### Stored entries
════════════════

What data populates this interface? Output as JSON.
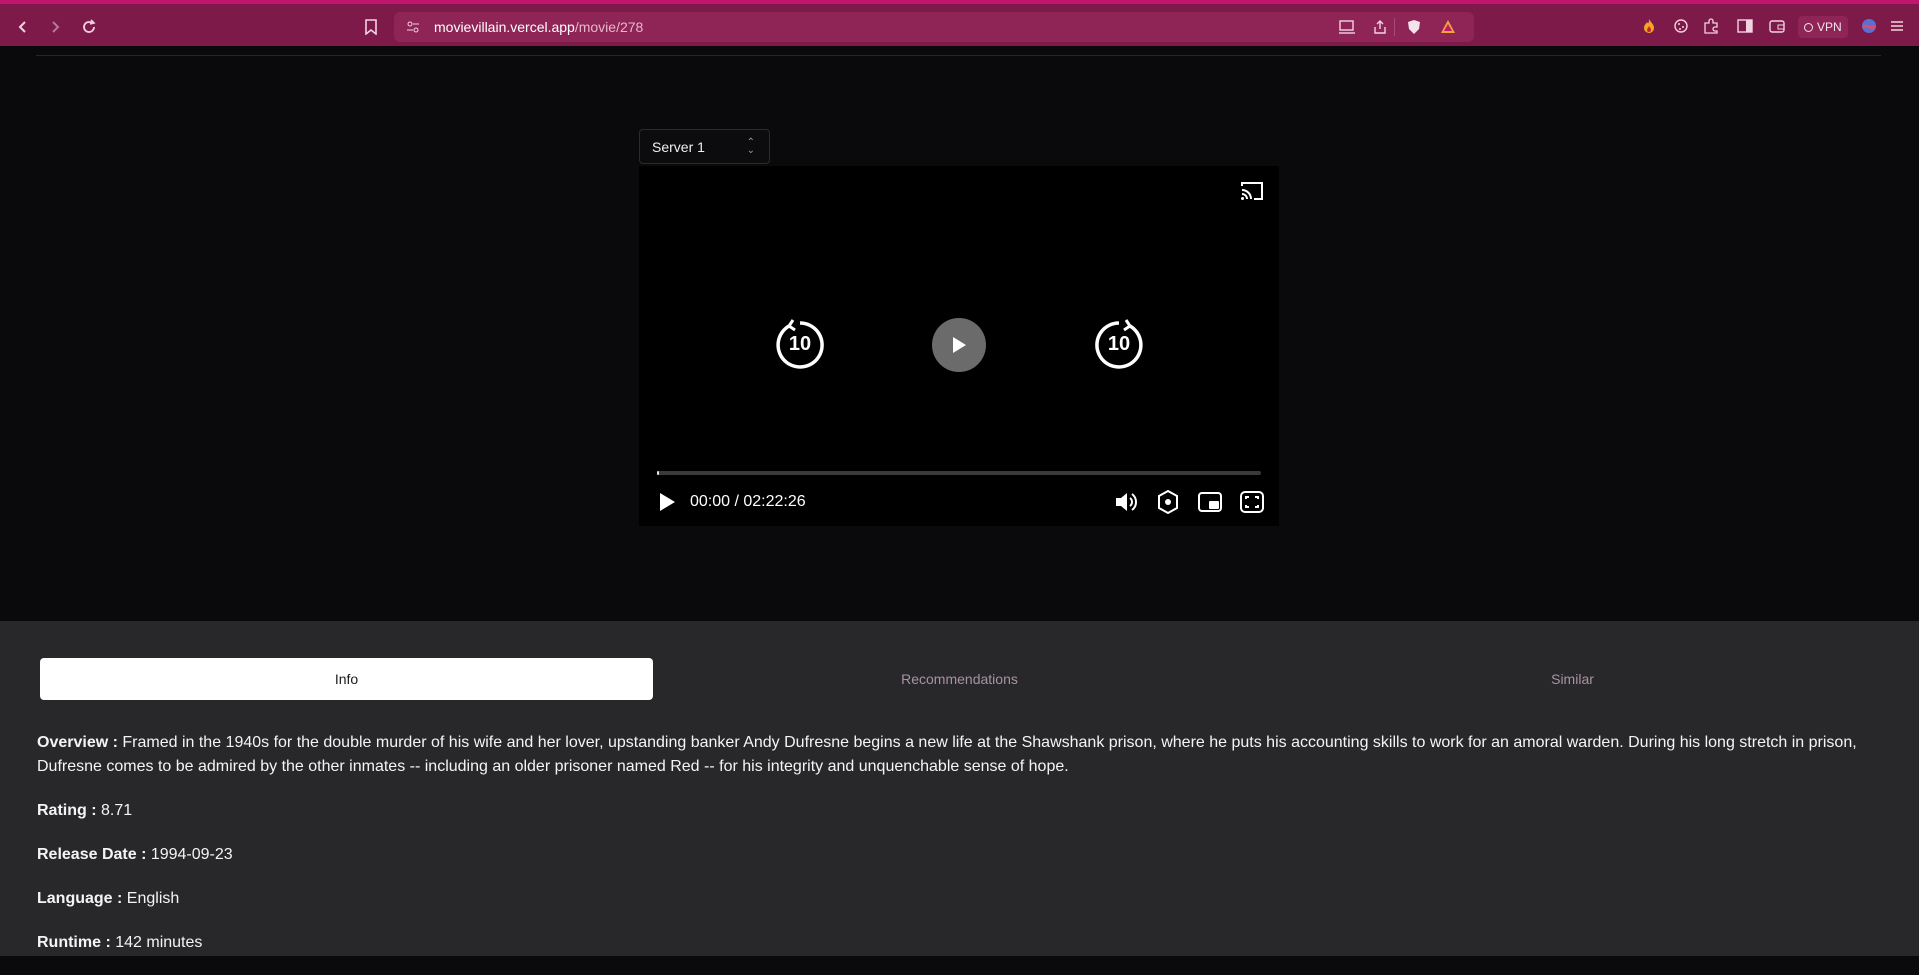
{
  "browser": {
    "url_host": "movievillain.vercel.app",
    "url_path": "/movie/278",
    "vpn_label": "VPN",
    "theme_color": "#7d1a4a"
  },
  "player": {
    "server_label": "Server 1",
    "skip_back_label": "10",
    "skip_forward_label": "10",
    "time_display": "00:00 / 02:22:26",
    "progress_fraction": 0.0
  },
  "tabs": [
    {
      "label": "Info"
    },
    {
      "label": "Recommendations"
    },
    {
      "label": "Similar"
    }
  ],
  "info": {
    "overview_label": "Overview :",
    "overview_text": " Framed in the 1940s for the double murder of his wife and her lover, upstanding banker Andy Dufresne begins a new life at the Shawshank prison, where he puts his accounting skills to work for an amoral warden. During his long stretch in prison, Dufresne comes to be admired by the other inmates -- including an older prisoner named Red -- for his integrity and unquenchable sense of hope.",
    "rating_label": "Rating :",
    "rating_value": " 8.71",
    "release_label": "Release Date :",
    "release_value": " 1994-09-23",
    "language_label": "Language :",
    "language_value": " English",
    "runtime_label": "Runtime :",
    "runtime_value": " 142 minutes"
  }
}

════════════════

### THE PROBLEM
Your task is to set down the records shown above exactly, minus any pictures.

### TASK SOLUTION
What data populates this interface? Output as JSON.
{
  "browser": {
    "url_host": "movievillain.vercel.app",
    "url_path": "/movie/278",
    "vpn_label": "VPN",
    "theme_color": "#7d1a4a"
  },
  "player": {
    "server_label": "Server 1",
    "skip_back_label": "10",
    "skip_forward_label": "10",
    "time_display": "00:00 / 02:22:26",
    "progress_fraction": 0.0
  },
  "tabs": [
    {
      "label": "Info"
    },
    {
      "label": "Recommendations"
    },
    {
      "label": "Similar"
    }
  ],
  "info": {
    "overview_label": "Overview :",
    "overview_text": " Framed in the 1940s for the double murder of his wife and her lover, upstanding banker Andy Dufresne begins a new life at the Shawshank prison, where he puts his accounting skills to work for an amoral warden. During his long stretch in prison, Dufresne comes to be admired by the other inmates -- including an older prisoner named Red -- for his integrity and unquenchable sense of hope.",
    "rating_label": "Rating :",
    "rating_value": " 8.71",
    "release_label": "Release Date :",
    "release_value": " 1994-09-23",
    "language_label": "Language :",
    "language_value": " English",
    "runtime_label": "Runtime :",
    "runtime_value": " 142 minutes"
  }
}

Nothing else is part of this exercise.